- **DO THIS**
Identify all lines in the data containing the string "conviction". Copy them out.

- **DATA PROVIDED**
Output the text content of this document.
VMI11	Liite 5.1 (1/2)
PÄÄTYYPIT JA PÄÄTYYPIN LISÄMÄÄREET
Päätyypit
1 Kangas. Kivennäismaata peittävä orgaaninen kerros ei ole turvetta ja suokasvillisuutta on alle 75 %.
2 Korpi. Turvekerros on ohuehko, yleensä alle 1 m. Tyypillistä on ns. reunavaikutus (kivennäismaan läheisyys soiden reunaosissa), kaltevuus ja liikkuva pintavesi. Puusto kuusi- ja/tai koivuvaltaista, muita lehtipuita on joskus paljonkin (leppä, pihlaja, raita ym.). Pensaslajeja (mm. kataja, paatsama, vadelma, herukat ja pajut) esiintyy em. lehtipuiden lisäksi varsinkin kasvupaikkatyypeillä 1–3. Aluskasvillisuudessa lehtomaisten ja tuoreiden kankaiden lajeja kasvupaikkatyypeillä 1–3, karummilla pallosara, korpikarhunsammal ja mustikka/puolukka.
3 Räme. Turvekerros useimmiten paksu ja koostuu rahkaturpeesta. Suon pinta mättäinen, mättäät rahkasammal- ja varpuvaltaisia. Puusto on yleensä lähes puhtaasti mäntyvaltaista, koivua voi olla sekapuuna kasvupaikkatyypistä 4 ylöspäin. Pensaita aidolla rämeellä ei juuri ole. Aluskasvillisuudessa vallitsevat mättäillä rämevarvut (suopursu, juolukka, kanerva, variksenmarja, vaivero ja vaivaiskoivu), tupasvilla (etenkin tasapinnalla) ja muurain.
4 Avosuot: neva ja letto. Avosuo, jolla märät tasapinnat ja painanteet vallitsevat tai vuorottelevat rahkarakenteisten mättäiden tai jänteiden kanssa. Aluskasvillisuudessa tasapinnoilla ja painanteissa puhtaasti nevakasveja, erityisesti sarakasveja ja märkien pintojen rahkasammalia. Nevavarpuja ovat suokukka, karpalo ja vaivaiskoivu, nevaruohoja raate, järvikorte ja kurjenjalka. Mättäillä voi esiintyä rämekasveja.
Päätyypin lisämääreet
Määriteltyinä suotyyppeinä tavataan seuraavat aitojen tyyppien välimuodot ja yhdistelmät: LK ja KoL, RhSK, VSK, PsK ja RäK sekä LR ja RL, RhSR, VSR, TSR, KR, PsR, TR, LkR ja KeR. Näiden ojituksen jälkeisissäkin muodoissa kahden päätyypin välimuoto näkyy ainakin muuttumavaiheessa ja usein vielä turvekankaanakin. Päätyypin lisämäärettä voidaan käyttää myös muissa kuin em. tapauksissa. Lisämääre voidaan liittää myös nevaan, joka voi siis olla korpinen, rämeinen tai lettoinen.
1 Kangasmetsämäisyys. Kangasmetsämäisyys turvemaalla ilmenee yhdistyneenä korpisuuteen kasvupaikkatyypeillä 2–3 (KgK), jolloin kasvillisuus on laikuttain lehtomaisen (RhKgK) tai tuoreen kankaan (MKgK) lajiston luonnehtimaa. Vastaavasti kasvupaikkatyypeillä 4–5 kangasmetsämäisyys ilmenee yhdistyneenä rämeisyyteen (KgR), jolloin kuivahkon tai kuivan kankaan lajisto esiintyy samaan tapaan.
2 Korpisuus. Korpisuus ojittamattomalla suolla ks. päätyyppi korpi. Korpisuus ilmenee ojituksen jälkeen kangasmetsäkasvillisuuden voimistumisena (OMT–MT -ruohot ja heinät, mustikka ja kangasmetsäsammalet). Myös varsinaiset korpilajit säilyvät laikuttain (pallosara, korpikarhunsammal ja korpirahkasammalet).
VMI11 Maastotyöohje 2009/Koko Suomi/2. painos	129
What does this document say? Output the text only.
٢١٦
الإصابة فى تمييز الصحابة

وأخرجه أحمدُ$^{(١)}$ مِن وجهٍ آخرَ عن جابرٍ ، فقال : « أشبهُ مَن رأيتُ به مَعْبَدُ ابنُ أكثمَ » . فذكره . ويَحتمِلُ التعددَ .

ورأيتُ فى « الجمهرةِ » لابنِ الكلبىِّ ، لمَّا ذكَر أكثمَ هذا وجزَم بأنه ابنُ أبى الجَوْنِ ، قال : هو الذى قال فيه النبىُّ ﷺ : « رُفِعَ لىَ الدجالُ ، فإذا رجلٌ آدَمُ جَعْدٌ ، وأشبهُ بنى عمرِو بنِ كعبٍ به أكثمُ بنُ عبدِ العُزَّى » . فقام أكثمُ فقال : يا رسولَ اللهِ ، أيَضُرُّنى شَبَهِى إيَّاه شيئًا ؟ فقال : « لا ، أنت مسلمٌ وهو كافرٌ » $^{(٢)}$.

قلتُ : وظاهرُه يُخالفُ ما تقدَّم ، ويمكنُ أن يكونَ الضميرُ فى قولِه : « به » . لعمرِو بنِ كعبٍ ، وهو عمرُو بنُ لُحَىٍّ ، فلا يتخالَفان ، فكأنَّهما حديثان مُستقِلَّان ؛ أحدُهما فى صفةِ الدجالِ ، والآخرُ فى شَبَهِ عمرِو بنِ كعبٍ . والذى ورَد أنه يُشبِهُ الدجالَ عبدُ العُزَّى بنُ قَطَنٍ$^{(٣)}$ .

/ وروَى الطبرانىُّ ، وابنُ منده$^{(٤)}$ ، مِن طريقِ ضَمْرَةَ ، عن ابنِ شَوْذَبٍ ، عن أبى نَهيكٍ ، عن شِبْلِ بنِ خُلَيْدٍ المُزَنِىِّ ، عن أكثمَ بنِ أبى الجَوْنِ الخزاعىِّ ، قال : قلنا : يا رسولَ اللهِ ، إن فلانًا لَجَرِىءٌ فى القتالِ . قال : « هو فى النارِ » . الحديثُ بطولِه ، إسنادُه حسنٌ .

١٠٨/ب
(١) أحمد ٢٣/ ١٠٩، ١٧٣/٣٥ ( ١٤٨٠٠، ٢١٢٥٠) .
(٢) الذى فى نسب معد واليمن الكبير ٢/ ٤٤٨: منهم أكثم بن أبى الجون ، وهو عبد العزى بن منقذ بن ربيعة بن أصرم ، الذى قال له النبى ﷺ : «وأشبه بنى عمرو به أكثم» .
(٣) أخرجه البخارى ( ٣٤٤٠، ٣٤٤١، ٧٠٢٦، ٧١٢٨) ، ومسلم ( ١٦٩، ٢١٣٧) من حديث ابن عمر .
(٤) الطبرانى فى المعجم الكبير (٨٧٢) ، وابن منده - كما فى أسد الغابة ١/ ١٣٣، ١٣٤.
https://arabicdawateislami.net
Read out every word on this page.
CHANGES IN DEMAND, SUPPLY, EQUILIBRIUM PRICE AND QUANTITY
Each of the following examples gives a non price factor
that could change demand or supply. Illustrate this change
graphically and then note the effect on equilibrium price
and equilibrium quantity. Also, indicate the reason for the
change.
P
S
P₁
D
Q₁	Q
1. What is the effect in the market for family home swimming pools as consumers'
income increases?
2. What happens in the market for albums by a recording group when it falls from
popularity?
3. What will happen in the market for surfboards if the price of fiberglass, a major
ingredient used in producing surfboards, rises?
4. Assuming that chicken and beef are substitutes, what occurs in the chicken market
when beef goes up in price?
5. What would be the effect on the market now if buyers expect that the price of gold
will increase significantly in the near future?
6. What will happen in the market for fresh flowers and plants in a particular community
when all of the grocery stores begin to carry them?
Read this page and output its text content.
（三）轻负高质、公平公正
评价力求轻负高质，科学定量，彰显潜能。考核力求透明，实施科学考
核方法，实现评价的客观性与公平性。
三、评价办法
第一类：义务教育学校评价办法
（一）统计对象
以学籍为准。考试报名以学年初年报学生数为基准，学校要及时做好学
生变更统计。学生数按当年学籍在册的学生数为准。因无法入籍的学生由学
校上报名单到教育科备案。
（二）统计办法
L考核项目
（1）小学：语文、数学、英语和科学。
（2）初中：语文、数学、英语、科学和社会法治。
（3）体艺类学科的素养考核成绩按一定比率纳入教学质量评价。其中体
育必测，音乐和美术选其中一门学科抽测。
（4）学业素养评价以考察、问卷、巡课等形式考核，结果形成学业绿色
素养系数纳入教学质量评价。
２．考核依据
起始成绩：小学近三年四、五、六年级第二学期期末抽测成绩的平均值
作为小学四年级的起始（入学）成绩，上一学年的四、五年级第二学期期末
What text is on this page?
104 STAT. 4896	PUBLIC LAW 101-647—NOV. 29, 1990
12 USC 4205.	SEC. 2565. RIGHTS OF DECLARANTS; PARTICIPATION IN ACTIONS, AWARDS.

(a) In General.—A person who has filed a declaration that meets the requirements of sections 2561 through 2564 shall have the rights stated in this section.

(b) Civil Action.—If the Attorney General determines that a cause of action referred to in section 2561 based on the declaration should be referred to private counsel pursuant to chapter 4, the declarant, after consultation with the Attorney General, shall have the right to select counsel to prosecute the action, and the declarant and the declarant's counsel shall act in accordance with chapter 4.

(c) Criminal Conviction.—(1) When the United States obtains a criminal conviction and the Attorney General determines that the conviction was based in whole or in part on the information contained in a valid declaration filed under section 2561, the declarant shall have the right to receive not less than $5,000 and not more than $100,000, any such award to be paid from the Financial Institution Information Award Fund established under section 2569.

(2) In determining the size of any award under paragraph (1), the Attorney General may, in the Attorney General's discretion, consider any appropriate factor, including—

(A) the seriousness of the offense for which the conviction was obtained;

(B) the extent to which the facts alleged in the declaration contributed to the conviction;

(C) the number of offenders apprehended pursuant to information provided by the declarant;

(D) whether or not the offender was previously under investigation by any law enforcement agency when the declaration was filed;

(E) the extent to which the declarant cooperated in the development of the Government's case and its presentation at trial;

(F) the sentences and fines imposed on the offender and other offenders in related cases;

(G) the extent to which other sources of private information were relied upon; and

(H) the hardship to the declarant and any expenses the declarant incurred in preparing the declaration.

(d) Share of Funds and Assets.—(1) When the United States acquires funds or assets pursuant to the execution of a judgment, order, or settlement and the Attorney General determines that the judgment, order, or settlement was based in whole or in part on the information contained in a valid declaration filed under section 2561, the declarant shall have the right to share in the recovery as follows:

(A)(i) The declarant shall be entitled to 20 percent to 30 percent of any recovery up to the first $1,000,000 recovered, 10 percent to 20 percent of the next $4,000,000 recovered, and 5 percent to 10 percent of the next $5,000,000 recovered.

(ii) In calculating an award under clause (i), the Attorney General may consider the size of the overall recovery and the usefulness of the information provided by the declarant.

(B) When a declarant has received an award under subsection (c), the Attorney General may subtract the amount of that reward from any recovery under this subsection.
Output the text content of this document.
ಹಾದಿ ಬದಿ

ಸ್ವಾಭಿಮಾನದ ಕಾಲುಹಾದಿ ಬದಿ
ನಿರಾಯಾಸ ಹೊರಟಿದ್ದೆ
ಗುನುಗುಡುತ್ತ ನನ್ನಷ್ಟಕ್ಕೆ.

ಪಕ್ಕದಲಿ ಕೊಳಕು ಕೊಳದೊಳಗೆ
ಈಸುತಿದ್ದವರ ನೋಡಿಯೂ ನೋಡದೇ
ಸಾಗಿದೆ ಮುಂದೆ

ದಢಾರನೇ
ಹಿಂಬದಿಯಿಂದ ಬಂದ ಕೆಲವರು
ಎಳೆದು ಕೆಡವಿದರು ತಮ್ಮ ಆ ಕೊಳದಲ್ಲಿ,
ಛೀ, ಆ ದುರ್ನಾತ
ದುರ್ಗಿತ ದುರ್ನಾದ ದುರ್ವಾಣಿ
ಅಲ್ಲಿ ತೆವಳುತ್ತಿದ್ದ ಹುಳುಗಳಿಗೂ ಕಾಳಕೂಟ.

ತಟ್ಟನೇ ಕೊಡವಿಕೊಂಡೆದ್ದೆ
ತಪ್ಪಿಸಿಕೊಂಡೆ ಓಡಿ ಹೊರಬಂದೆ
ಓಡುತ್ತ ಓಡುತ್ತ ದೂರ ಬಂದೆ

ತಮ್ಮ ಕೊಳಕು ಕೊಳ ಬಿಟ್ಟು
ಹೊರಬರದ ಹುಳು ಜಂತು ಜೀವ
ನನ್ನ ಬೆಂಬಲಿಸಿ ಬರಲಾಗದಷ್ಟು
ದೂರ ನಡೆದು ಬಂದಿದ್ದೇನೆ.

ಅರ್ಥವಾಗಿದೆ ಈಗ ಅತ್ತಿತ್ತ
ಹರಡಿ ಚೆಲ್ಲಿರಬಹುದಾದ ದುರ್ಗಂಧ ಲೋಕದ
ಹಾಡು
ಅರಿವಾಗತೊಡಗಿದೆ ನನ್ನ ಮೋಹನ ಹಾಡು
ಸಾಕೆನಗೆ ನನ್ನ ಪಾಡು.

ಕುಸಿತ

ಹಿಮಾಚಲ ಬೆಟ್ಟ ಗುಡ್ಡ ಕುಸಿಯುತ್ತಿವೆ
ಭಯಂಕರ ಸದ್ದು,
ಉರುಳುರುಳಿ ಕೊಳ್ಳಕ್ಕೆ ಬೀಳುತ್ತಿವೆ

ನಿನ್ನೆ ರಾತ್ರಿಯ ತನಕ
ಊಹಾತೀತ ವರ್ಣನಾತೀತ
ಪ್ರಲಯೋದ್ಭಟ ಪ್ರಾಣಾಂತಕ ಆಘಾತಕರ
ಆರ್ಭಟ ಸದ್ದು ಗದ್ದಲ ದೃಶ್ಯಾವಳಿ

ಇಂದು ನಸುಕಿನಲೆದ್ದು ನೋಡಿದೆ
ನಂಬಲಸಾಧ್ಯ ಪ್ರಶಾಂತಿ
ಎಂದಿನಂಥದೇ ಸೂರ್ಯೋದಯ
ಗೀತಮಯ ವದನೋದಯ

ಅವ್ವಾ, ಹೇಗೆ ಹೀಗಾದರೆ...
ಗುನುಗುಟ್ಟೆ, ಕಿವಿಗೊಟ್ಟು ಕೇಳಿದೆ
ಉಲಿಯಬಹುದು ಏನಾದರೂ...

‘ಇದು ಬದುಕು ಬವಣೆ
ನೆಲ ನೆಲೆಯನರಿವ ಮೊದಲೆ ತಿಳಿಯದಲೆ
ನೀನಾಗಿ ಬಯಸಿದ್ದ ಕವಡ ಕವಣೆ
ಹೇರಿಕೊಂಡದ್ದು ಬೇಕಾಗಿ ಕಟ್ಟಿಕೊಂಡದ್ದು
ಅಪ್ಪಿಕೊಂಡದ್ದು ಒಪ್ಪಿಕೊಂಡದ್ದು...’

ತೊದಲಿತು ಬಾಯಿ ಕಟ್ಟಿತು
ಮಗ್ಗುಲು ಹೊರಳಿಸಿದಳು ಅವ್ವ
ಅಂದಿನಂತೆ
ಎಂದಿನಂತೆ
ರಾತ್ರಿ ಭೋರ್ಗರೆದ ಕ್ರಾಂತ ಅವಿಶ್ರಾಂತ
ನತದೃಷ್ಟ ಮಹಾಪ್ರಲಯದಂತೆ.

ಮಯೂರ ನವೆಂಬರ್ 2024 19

- **SOLUTION FOR THIS EXERCISE**
(c) Criminal Conviction.—(1) When the United States obtains a criminal conviction and the Attorney General determines that the conviction was based in whole or in part on the information contained in a valid declaration filed under section 2561, the declarant shall have the right to receive not less than $5,000 and not more than $100,000, any such award to be paid from the Financial Institution Information Award Fund established under section 2569.
(A) the seriousness of the offense for which the conviction was obtained;
(B) the extent to which the facts alleged in the declaration contributed to the conviction;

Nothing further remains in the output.